** start Records shown **

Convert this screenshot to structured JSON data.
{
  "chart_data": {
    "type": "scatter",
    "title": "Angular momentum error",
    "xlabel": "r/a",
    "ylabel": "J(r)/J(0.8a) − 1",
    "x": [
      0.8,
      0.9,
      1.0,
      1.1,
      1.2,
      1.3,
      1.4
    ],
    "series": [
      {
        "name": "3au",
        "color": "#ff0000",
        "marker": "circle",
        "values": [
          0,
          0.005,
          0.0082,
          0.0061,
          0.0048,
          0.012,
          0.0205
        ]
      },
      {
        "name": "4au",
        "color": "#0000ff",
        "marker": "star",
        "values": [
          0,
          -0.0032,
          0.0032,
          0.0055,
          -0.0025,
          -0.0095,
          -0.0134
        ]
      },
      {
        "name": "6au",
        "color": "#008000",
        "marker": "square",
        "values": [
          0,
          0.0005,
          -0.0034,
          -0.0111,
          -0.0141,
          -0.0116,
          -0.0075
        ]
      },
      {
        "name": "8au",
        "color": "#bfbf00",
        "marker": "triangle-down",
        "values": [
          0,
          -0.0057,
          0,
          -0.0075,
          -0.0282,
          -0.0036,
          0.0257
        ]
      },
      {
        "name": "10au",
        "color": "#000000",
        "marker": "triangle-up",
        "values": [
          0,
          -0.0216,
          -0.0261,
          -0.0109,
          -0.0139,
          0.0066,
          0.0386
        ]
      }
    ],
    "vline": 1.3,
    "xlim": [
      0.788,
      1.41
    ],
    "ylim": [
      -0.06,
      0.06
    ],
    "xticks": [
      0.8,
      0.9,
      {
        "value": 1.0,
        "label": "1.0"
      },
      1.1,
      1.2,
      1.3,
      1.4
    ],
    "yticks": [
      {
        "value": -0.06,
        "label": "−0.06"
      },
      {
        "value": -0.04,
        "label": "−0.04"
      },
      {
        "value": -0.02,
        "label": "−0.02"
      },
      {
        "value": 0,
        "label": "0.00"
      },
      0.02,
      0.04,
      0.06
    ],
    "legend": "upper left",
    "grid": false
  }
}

** end Records shown **

Each record above should be repeated exactly as it appears.

▶ **Answer to the task**:
Convert this screenshot to structured JSON data.
{
  "chart_data": {
    "type": "scatter",
    "title": "Angular momentum error",
    "xlabel": "r/a",
    "ylabel": "J(r)/J(0.8a) − 1",
    "x": [
      0.8,
      0.9,
      1.0,
      1.1,
      1.2,
      1.3,
      1.4
    ],
    "series": [
      {
        "name": "3au",
        "color": "#ff0000",
        "marker": "circle",
        "values": [
          0,
          0.005,
          0.0082,
          0.0061,
          0.0048,
          0.012,
          0.0205
        ]
      },
      {
        "name": "4au",
        "color": "#0000ff",
        "marker": "star",
        "values": [
          0,
          -0.0032,
          0.0032,
          0.0055,
          -0.0025,
          -0.0095,
          -0.0134
        ]
      },
      {
        "name": "6au",
        "color": "#008000",
        "marker": "square",
        "values": [
          0,
          0.0005,
          -0.0034,
          -0.0111,
          -0.0141,
          -0.0116,
          -0.0075
        ]
      },
      {
        "name": "8au",
        "color": "#bfbf00",
        "marker": "triangle-down",
        "values": [
          0,
          -0.0057,
          0,
          -0.0075,
          -0.0282,
          -0.0036,
          0.0257
        ]
      },
      {
        "name": "10au",
        "color": "#000000",
        "marker": "triangle-up",
        "values": [
          0,
          -0.0216,
          -0.0261,
          -0.0109,
          -0.0139,
          0.0066,
          0.0386
        ]
      }
    ],
    "vline": 1.3,
    "xlim": [
      0.788,
      1.41
    ],
    "ylim": [
      -0.06,
      0.06
    ],
    "xticks": [
      0.8,
      0.9,
      {
        "value": 1.0,
        "label": "1.0"
      },
      1.1,
      1.2,
      1.3,
      1.4
    ],
    "yticks": [
      {
        "value": -0.06,
        "label": "−0.06"
      },
      {
        "value": -0.04,
        "label": "−0.04"
      },
      {
        "value": -0.02,
        "label": "−0.02"
      },
      {
        "value": 0,
        "label": "0.00"
      },
      0.02,
      0.04,
      0.06
    ],
    "legend": "upper left",
    "grid": false
  }
}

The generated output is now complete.